- **SHORT EXERCISE**:
Output every entry exactly, from the first line to the last.

--- SOURCE RECORDS ---

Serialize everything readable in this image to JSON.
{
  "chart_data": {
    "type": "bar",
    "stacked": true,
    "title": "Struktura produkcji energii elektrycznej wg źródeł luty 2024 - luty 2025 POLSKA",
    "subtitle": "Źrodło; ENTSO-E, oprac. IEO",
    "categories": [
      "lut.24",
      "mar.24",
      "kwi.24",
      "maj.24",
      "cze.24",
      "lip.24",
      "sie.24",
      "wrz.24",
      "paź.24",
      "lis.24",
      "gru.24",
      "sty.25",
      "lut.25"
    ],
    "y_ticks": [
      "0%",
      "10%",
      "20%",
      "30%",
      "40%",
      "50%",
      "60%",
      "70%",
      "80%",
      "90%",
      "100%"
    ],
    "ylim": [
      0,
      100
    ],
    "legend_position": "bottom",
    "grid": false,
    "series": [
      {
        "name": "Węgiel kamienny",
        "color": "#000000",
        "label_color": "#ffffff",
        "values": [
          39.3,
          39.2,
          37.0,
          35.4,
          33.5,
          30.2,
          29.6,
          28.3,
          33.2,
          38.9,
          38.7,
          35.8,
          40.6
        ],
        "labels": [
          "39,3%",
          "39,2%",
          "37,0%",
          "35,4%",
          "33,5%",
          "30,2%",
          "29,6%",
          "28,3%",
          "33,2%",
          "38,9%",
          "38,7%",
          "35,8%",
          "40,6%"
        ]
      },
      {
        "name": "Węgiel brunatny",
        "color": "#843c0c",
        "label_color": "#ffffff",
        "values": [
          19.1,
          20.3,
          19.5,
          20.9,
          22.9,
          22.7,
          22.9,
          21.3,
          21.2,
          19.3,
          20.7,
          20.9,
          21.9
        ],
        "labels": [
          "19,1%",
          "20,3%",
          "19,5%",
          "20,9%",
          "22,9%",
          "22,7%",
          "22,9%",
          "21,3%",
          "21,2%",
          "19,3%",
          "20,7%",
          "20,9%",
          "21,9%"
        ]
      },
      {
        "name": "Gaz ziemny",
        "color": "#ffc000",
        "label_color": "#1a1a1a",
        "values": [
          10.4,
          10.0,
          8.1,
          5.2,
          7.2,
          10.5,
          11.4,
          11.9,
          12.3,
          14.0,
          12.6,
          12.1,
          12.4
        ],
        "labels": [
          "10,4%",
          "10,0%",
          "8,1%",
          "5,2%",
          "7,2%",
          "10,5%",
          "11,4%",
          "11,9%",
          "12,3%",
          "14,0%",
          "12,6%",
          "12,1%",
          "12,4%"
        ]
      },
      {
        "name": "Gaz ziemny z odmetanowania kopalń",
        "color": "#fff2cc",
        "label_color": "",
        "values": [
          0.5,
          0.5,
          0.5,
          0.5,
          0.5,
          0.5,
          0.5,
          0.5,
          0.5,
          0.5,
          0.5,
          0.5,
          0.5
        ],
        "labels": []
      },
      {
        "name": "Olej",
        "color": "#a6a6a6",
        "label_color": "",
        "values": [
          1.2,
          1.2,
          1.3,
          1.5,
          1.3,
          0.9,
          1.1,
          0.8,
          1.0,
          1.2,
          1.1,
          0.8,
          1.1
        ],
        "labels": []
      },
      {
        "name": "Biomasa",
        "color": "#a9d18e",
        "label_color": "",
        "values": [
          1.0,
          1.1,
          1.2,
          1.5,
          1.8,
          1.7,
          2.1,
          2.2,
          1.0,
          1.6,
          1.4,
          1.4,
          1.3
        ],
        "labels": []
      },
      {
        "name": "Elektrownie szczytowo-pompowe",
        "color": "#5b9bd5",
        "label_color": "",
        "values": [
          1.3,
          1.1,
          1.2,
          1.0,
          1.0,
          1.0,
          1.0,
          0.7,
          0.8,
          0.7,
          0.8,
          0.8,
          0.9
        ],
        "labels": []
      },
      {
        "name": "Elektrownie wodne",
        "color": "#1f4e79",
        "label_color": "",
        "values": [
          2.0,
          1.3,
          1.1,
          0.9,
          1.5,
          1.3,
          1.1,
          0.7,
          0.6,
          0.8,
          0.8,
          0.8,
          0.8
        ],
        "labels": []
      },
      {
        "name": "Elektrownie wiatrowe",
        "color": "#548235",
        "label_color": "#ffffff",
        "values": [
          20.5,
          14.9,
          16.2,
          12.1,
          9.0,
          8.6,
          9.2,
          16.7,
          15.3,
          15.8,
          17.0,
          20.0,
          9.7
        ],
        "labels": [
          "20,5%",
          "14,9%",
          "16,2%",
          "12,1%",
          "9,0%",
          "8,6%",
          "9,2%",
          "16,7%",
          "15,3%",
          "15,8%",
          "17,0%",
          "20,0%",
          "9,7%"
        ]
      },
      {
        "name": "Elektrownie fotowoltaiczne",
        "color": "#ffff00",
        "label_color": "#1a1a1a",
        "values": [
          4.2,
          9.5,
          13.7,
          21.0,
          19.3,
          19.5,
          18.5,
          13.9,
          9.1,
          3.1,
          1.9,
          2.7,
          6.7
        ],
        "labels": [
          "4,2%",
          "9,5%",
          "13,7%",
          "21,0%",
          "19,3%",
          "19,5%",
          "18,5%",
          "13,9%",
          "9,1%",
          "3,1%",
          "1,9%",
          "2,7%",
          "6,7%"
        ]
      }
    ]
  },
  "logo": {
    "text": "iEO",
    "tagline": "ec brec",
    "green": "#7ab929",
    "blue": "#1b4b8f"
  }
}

---

- **SOLUTION TO THIS EXERCISE**:
Serialize everything readable in this image to JSON.
{
  "chart_data": {
    "type": "bar",
    "stacked": true,
    "title": "Struktura produkcji energii elektrycznej wg źródeł luty 2024 - luty 2025 POLSKA",
    "subtitle": "Źrodło; ENTSO-E, oprac. IEO",
    "categories": [
      "lut.24",
      "mar.24",
      "kwi.24",
      "maj.24",
      "cze.24",
      "lip.24",
      "sie.24",
      "wrz.24",
      "paź.24",
      "lis.24",
      "gru.24",
      "sty.25",
      "lut.25"
    ],
    "y_ticks": [
      "0%",
      "10%",
      "20%",
      "30%",
      "40%",
      "50%",
      "60%",
      "70%",
      "80%",
      "90%",
      "100%"
    ],
    "ylim": [
      0,
      100
    ],
    "legend_position": "bottom",
    "grid": false,
    "series": [
      {
        "name": "Węgiel kamienny",
        "color": "#000000",
        "label_color": "#ffffff",
        "values": [
          39.3,
          39.2,
          37.0,
          35.4,
          33.5,
          30.2,
          29.6,
          28.3,
          33.2,
          38.9,
          38.7,
          35.8,
          40.6
        ],
        "labels": [
          "39,3%",
          "39,2%",
          "37,0%",
          "35,4%",
          "33,5%",
          "30,2%",
          "29,6%",
          "28,3%",
          "33,2%",
          "38,9%",
          "38,7%",
          "35,8%",
          "40,6%"
        ]
      },
      {
        "name": "Węgiel brunatny",
        "color": "#843c0c",
        "label_color": "#ffffff",
        "values": [
          19.1,
          20.3,
          19.5,
          20.9,
          22.9,
          22.7,
          22.9,
          21.3,
          21.2,
          19.3,
          20.7,
          20.9,
          21.9
        ],
        "labels": [
          "19,1%",
          "20,3%",
          "19,5%",
          "20,9%",
          "22,9%",
          "22,7%",
          "22,9%",
          "21,3%",
          "21,2%",
          "19,3%",
          "20,7%",
          "20,9%",
          "21,9%"
        ]
      },
      {
        "name": "Gaz ziemny",
        "color": "#ffc000",
        "label_color": "#1a1a1a",
        "values": [
          10.4,
          10.0,
          8.1,
          5.2,
          7.2,
          10.5,
          11.4,
          11.9,
          12.3,
          14.0,
          12.6,
          12.1,
          12.4
        ],
        "labels": [
          "10,4%",
          "10,0%",
          "8,1%",
          "5,2%",
          "7,2%",
          "10,5%",
          "11,4%",
          "11,9%",
          "12,3%",
          "14,0%",
          "12,6%",
          "12,1%",
          "12,4%"
        ]
      },
      {
        "name": "Gaz ziemny z odmetanowania kopalń",
        "color": "#fff2cc",
        "label_color": "",
        "values": [
          0.5,
          0.5,
          0.5,
          0.5,
          0.5,
          0.5,
          0.5,
          0.5,
          0.5,
          0.5,
          0.5,
          0.5,
          0.5
        ],
        "labels": []
      },
      {
        "name": "Olej",
        "color": "#a6a6a6",
        "label_color": "",
        "values": [
          1.2,
          1.2,
          1.3,
          1.5,
          1.3,
          0.9,
          1.1,
          0.8,
          1.0,
          1.2,
          1.1,
          0.8,
          1.1
        ],
        "labels": []
      },
      {
        "name": "Biomasa",
        "color": "#a9d18e",
        "label_color": "",
        "values": [
          1.0,
          1.1,
          1.2,
          1.5,
          1.8,
          1.7,
          2.1,
          2.2,
          1.0,
          1.6,
          1.4,
          1.4,
          1.3
        ],
        "labels": []
      },
      {
        "name": "Elektrownie szczytowo-pompowe",
        "color": "#5b9bd5",
        "label_color": "",
        "values": [
          1.3,
          1.1,
          1.2,
          1.0,
          1.0,
          1.0,
          1.0,
          0.7,
          0.8,
          0.7,
          0.8,
          0.8,
          0.9
        ],
        "labels": []
      },
      {
        "name": "Elektrownie wodne",
        "color": "#1f4e79",
        "label_color": "",
        "values": [
          2.0,
          1.3,
          1.1,
          0.9,
          1.5,
          1.3,
          1.1,
          0.7,
          0.6,
          0.8,
          0.8,
          0.8,
          0.8
        ],
        "labels": []
      },
      {
        "name": "Elektrownie wiatrowe",
        "color": "#548235",
        "label_color": "#ffffff",
        "values": [
          20.5,
          14.9,
          16.2,
          12.1,
          9.0,
          8.6,
          9.2,
          16.7,
          15.3,
          15.8,
          17.0,
          20.0,
          9.7
        ],
        "labels": [
          "20,5%",
          "14,9%",
          "16,2%",
          "12,1%",
          "9,0%",
          "8,6%",
          "9,2%",
          "16,7%",
          "15,3%",
          "15,8%",
          "17,0%",
          "20,0%",
          "9,7%"
        ]
      },
      {
        "name": "Elektrownie fotowoltaiczne",
        "color": "#ffff00",
        "label_color": "#1a1a1a",
        "values": [
          4.2,
          9.5,
          13.7,
          21.0,
          19.3,
          19.5,
          18.5,
          13.9,
          9.1,
          3.1,
          1.9,
          2.7,
          6.7
        ],
        "labels": [
          "4,2%",
          "9,5%",
          "13,7%",
          "21,0%",
          "19,3%",
          "19,5%",
          "18,5%",
          "13,9%",
          "9,1%",
          "3,1%",
          "1,9%",
          "2,7%",
          "6,7%"
        ]
      }
    ]
  },
  "logo": {
    "text": "iEO",
    "tagline": "ec brec",
    "green": "#7ab929",
    "blue": "#1b4b8f"
  }
}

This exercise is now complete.